**REQUEST**
Write out the data below in full. Keep it exact.

**WORKING DATA**
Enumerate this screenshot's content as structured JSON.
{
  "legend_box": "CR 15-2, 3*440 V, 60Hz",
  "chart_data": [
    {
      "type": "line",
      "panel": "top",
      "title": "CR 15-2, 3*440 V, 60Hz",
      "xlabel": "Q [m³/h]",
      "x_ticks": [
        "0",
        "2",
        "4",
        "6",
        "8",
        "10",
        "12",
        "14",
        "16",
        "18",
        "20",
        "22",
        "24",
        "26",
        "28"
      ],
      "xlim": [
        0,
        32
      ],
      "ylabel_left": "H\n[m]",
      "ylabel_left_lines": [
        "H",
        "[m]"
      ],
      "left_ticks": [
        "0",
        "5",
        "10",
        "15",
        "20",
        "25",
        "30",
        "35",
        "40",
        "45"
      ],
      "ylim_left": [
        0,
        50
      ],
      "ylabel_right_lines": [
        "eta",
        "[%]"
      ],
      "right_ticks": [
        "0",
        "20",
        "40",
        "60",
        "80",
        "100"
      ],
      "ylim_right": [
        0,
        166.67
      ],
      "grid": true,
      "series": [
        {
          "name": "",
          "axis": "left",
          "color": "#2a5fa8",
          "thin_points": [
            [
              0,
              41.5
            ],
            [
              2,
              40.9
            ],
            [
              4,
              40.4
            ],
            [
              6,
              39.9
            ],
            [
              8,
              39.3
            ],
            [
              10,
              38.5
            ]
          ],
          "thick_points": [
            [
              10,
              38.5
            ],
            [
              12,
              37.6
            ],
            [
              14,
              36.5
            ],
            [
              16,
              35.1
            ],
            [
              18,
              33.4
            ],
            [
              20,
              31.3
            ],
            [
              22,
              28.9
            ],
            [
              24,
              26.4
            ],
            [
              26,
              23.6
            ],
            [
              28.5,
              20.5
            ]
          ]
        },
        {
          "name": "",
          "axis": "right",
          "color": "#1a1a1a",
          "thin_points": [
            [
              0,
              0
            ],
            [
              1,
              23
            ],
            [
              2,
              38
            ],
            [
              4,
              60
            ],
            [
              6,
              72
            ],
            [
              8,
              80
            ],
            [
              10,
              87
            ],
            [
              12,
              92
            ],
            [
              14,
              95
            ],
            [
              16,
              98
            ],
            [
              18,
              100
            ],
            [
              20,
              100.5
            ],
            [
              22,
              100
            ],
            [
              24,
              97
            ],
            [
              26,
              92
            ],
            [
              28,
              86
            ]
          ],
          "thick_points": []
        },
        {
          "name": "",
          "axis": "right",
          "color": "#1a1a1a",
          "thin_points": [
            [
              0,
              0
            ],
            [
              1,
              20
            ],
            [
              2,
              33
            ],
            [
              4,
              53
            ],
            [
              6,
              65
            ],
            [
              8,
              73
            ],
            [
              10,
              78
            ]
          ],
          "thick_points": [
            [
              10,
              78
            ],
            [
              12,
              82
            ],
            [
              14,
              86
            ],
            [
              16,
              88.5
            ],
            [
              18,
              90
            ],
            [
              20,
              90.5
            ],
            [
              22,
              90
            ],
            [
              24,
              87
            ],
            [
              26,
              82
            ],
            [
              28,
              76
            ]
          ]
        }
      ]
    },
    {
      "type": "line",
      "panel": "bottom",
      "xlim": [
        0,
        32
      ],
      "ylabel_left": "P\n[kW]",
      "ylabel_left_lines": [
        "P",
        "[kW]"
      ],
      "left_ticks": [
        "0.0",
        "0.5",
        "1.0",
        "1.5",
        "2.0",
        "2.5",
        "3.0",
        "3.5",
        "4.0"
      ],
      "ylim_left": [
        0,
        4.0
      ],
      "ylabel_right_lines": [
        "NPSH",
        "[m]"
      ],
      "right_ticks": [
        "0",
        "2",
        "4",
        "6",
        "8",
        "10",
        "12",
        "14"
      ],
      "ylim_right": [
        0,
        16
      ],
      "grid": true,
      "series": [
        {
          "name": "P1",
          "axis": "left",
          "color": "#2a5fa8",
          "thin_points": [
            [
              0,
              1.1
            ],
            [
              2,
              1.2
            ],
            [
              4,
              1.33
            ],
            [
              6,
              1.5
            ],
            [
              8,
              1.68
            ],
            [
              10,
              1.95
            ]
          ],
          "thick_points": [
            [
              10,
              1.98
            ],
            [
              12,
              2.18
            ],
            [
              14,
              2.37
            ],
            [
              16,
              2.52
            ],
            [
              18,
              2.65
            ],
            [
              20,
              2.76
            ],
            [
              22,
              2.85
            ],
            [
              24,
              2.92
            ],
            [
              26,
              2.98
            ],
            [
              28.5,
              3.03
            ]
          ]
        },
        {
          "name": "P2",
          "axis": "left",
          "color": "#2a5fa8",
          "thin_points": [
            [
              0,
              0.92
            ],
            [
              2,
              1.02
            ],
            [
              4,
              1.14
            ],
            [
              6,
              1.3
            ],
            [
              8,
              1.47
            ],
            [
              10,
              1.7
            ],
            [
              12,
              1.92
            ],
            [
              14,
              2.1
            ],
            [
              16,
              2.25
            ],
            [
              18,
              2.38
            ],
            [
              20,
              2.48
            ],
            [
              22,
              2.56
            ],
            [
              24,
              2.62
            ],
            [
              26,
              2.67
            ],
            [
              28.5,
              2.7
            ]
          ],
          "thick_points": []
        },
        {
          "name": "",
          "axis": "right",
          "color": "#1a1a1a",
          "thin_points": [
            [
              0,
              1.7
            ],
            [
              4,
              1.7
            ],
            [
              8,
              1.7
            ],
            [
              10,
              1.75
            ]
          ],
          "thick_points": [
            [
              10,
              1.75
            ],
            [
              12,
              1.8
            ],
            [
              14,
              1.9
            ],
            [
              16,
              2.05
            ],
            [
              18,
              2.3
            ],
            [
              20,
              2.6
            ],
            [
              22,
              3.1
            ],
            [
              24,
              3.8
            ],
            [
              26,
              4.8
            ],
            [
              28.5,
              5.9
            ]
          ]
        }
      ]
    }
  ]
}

**OUTPUT BELOW**
Enumerate this screenshot's content as structured JSON.
{
  "legend_box": "CR 15-2, 3*440 V, 60Hz",
  "chart_data": [
    {
      "type": "line",
      "panel": "top",
      "title": "CR 15-2, 3*440 V, 60Hz",
      "xlabel": "Q [m³/h]",
      "x_ticks": [
        "0",
        "2",
        "4",
        "6",
        "8",
        "10",
        "12",
        "14",
        "16",
        "18",
        "20",
        "22",
        "24",
        "26",
        "28"
      ],
      "xlim": [
        0,
        32
      ],
      "ylabel_left": "H\n[m]",
      "ylabel_left_lines": [
        "H",
        "[m]"
      ],
      "left_ticks": [
        "0",
        "5",
        "10",
        "15",
        "20",
        "25",
        "30",
        "35",
        "40",
        "45"
      ],
      "ylim_left": [
        0,
        50
      ],
      "ylabel_right_lines": [
        "eta",
        "[%]"
      ],
      "right_ticks": [
        "0",
        "20",
        "40",
        "60",
        "80",
        "100"
      ],
      "ylim_right": [
        0,
        166.67
      ],
      "grid": true,
      "series": [
        {
          "name": "",
          "axis": "left",
          "color": "#2a5fa8",
          "thin_points": [
            [
              0,
              41.5
            ],
            [
              2,
              40.9
            ],
            [
              4,
              40.4
            ],
            [
              6,
              39.9
            ],
            [
              8,
              39.3
            ],
            [
              10,
              38.5
            ]
          ],
          "thick_points": [
            [
              10,
              38.5
            ],
            [
              12,
              37.6
            ],
            [
              14,
              36.5
            ],
            [
              16,
              35.1
            ],
            [
              18,
              33.4
            ],
            [
              20,
              31.3
            ],
            [
              22,
              28.9
            ],
            [
              24,
              26.4
            ],
            [
              26,
              23.6
            ],
            [
              28.5,
              20.5
            ]
          ]
        },
        {
          "name": "",
          "axis": "right",
          "color": "#1a1a1a",
          "thin_points": [
            [
              0,
              0
            ],
            [
              1,
              23
            ],
            [
              2,
              38
            ],
            [
              4,
              60
            ],
            [
              6,
              72
            ],
            [
              8,
              80
            ],
            [
              10,
              87
            ],
            [
              12,
              92
            ],
            [
              14,
              95
            ],
            [
              16,
              98
            ],
            [
              18,
              100
            ],
            [
              20,
              100.5
            ],
            [
              22,
              100
            ],
            [
              24,
              97
            ],
            [
              26,
              92
            ],
            [
              28,
              86
            ]
          ],
          "thick_points": []
        },
        {
          "name": "",
          "axis": "right",
          "color": "#1a1a1a",
          "thin_points": [
            [
              0,
              0
            ],
            [
              1,
              20
            ],
            [
              2,
              33
            ],
            [
              4,
              53
            ],
            [
              6,
              65
            ],
            [
              8,
              73
            ],
            [
              10,
              78
            ]
          ],
          "thick_points": [
            [
              10,
              78
            ],
            [
              12,
              82
            ],
            [
              14,
              86
            ],
            [
              16,
              88.5
            ],
            [
              18,
              90
            ],
            [
              20,
              90.5
            ],
            [
              22,
              90
            ],
            [
              24,
              87
            ],
            [
              26,
              82
            ],
            [
              28,
              76
            ]
          ]
        }
      ]
    },
    {
      "type": "line",
      "panel": "bottom",
      "xlim": [
        0,
        32
      ],
      "ylabel_left": "P\n[kW]",
      "ylabel_left_lines": [
        "P",
        "[kW]"
      ],
      "left_ticks": [
        "0.0",
        "0.5",
        "1.0",
        "1.5",
        "2.0",
        "2.5",
        "3.0",
        "3.5",
        "4.0"
      ],
      "ylim_left": [
        0,
        4.0
      ],
      "ylabel_right_lines": [
        "NPSH",
        "[m]"
      ],
      "right_ticks": [
        "0",
        "2",
        "4",
        "6",
        "8",
        "10",
        "12",
        "14"
      ],
      "ylim_right": [
        0,
        16
      ],
      "grid": true,
      "series": [
        {
          "name": "P1",
          "axis": "left",
          "color": "#2a5fa8",
          "thin_points": [
            [
              0,
              1.1
            ],
            [
              2,
              1.2
            ],
            [
              4,
              1.33
            ],
            [
              6,
              1.5
            ],
            [
              8,
              1.68
            ],
            [
              10,
              1.95
            ]
          ],
          "thick_points": [
            [
              10,
              1.98
            ],
            [
              12,
              2.18
            ],
            [
              14,
              2.37
            ],
            [
              16,
              2.52
            ],
            [
              18,
              2.65
            ],
            [
              20,
              2.76
            ],
            [
              22,
              2.85
            ],
            [
              24,
              2.92
            ],
            [
              26,
              2.98
            ],
            [
              28.5,
              3.03
            ]
          ]
        },
        {
          "name": "P2",
          "axis": "left",
          "color": "#2a5fa8",
          "thin_points": [
            [
              0,
              0.92
            ],
            [
              2,
              1.02
            ],
            [
              4,
              1.14
            ],
            [
              6,
              1.3
            ],
            [
              8,
              1.47
            ],
            [
              10,
              1.7
            ],
            [
              12,
              1.92
            ],
            [
              14,
              2.1
            ],
            [
              16,
              2.25
            ],
            [
              18,
              2.38
            ],
            [
              20,
              2.48
            ],
            [
              22,
              2.56
            ],
            [
              24,
              2.62
            ],
            [
              26,
              2.67
            ],
            [
              28.5,
              2.7
            ]
          ],
          "thick_points": []
        },
        {
          "name": "",
          "axis": "right",
          "color": "#1a1a1a",
          "thin_points": [
            [
              0,
              1.7
            ],
            [
              4,
              1.7
            ],
            [
              8,
              1.7
            ],
            [
              10,
              1.75
            ]
          ],
          "thick_points": [
            [
              10,
              1.75
            ],
            [
              12,
              1.8
            ],
            [
              14,
              1.9
            ],
            [
              16,
              2.05
            ],
            [
              18,
              2.3
            ],
            [
              20,
              2.6
            ],
            [
              22,
              3.1
            ],
            [
              24,
              3.8
            ],
            [
              26,
              4.8
            ],
            [
              28.5,
              5.9
            ]
          ]
        }
      ]
    }
  ]
}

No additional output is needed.